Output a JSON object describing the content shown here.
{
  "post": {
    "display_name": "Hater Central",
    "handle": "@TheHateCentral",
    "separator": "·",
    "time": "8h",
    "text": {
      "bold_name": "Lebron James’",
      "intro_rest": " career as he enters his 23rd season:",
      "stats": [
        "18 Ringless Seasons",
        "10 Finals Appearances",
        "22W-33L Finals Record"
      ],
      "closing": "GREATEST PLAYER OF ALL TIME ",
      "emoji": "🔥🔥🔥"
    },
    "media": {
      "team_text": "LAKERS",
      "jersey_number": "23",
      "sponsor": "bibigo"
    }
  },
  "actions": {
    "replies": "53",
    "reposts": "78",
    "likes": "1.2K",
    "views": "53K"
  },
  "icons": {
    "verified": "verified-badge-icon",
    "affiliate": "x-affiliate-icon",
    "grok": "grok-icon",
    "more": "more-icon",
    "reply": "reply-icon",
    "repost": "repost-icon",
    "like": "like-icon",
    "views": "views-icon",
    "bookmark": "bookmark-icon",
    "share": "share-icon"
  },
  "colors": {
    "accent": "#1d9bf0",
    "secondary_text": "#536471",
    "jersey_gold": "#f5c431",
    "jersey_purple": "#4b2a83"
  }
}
:::
** DIRECTION **
Go through the entries and repeat each one exactly.

** COMPLETE RESPONSE **
Output a JSON object describing the content shown here.
{
  "post": {
    "display_name": "Hater Central",
    "handle": "@TheHateCentral",
    "separator": "·",
    "time": "8h",
    "text": {
      "bold_name": "Lebron James’",
      "intro_rest": " career as he enters his 23rd season:",
      "stats": [
        "18 Ringless Seasons",
        "10 Finals Appearances",
        "22W-33L Finals Record"
      ],
      "closing": "GREATEST PLAYER OF ALL TIME ",
      "emoji": "🔥🔥🔥"
    },
    "media": {
      "team_text": "LAKERS",
      "jersey_number": "23",
      "sponsor": "bibigo"
    }
  },
  "actions": {
    "replies": "53",
    "reposts": "78",
    "likes": "1.2K",
    "views": "53K"
  },
  "icons": {
    "verified": "verified-badge-icon",
    "affiliate": "x-affiliate-icon",
    "grok": "grok-icon",
    "more": "more-icon",
    "reply": "reply-icon",
    "repost": "repost-icon",
    "like": "like-icon",
    "views": "views-icon",
    "bookmark": "bookmark-icon",
    "share": "share-icon"
  },
  "colors": {
    "accent": "#1d9bf0",
    "secondary_text": "#536471",
    "jersey_gold": "#f5c431",
    "jersey_purple": "#4b2a83"
  }
}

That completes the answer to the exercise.